世界自動車販売9695万台 18年予測 1.0%増、米中減で伸び鈍化

 自動車専門の調査会社フォーイン(名古屋市)は12日までに、2018年の世界自動車販売を前年比1.0%増の9695万1000台とする予測をまとめた。二大市場の中国と米国で販売が減少するため、2.5%増となる見通しの17年と比べ伸びが鈍化する。

 18年は中国や日本を含むアジア・大洋州が0.3%増の4601万5000台。うち約6割を占める中国は、市場刺激策で導入された小型車購入時の減税措置が終わり、01年の世界貿易機関(WTO)加盟以降で初めて減少する。ただ19年以降は再び増加する可能性が高い。

 日本は人気車の需要一巡と新型車効果が交錯し、前年並みの520万台となる。

 北米は3.0%減の2036万台。米国は利上げに伴う自動車ローンの金利上昇が響き減少する。西欧は0.9%増の1674万3000台。販売がすでに最高水準にあるドイツはマイナスに転じ、英国も不安定なポンド相場を背景とした値上げで減るとみられる。

あるコレクションから取ったデータ
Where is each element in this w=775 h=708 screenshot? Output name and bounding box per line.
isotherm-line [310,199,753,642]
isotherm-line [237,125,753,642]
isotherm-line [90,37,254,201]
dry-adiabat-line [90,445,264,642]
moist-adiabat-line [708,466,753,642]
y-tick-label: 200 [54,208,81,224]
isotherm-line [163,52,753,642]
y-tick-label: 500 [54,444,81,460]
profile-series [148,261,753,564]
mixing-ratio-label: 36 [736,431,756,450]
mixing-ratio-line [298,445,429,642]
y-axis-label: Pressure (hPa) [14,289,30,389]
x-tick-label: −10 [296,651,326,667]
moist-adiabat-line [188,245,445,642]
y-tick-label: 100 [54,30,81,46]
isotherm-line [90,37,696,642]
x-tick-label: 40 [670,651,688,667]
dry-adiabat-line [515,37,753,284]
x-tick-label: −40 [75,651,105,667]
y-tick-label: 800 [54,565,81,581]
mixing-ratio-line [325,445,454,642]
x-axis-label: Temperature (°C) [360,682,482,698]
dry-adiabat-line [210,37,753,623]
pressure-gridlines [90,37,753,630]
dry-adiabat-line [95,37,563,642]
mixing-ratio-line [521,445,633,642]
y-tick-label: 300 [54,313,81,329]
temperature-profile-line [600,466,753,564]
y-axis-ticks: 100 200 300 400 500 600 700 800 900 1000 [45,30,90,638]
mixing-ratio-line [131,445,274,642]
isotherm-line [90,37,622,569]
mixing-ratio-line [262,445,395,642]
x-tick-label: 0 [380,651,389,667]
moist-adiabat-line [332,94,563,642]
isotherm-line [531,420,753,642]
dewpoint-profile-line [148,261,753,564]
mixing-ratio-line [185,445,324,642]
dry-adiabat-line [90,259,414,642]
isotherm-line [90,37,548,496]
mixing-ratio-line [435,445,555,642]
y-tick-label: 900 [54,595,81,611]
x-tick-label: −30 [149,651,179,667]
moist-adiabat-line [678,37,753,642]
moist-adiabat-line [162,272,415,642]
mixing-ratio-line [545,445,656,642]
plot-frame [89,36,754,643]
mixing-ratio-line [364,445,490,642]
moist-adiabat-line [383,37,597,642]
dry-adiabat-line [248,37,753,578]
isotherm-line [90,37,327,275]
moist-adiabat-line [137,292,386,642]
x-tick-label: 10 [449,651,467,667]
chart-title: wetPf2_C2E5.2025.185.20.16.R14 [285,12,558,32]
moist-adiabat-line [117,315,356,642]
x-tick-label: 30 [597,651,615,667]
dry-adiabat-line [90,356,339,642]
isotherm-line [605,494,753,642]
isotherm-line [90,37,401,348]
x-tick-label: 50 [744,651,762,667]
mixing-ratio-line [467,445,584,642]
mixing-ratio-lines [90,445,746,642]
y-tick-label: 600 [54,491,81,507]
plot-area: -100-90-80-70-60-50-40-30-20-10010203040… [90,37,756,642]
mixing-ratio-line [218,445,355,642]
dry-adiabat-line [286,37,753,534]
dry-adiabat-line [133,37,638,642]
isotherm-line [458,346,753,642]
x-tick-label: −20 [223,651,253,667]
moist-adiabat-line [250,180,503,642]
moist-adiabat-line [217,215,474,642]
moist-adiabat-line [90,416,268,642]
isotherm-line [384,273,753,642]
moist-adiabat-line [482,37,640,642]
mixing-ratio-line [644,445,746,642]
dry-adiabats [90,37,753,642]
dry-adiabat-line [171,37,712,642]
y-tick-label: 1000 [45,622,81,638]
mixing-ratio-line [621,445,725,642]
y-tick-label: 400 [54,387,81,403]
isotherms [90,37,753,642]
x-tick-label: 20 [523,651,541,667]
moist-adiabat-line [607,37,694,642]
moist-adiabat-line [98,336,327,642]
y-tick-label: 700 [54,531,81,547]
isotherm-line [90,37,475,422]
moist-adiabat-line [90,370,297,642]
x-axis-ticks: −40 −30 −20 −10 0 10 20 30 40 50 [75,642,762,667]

> 作業指示:
A) 世界自動車販売予測の記事をもとに次の問いに答え、解答にも同じ記号を付けよ。
(i) 2018年の世界自動車販売は何台と予測されているか。
(ii) 日本の2018年の販売台数は何台となる見通しか。
(iii) 米国で販売が減少する要因として挙げられているものは何か。
B) 世界自動車販売予測の記事を、最後の文の後から引き継いで書き進めよ。
これらのデータは世界自動車販売予測の記事とは関係がない。

> 設問別の解答:
A)
(i) 9695万1000台
(ii) 520万台
(iii) 利上げに伴う自動車ローンの金利上昇

B)
 南米は19.1%増の486万2500台と大幅に伸びる。ブラジル経済の回復が牽引(けんいん)する。18年の世界市場でハイブリッド車(HV)や電気自動車(EV)など電動車が占める割合は4~5%程度にとどまるという。

 フォーインの担当者は「一時的に伸びが鈍化するが、新興国を中心に販売台数は増え、20年ごろ1億台に達するだろう」としている。

 自動車販売の少ない国を除く88カ国の乗用車と小型トラック、商用車の販売台数を各国業界団体などのデータを基に算出した。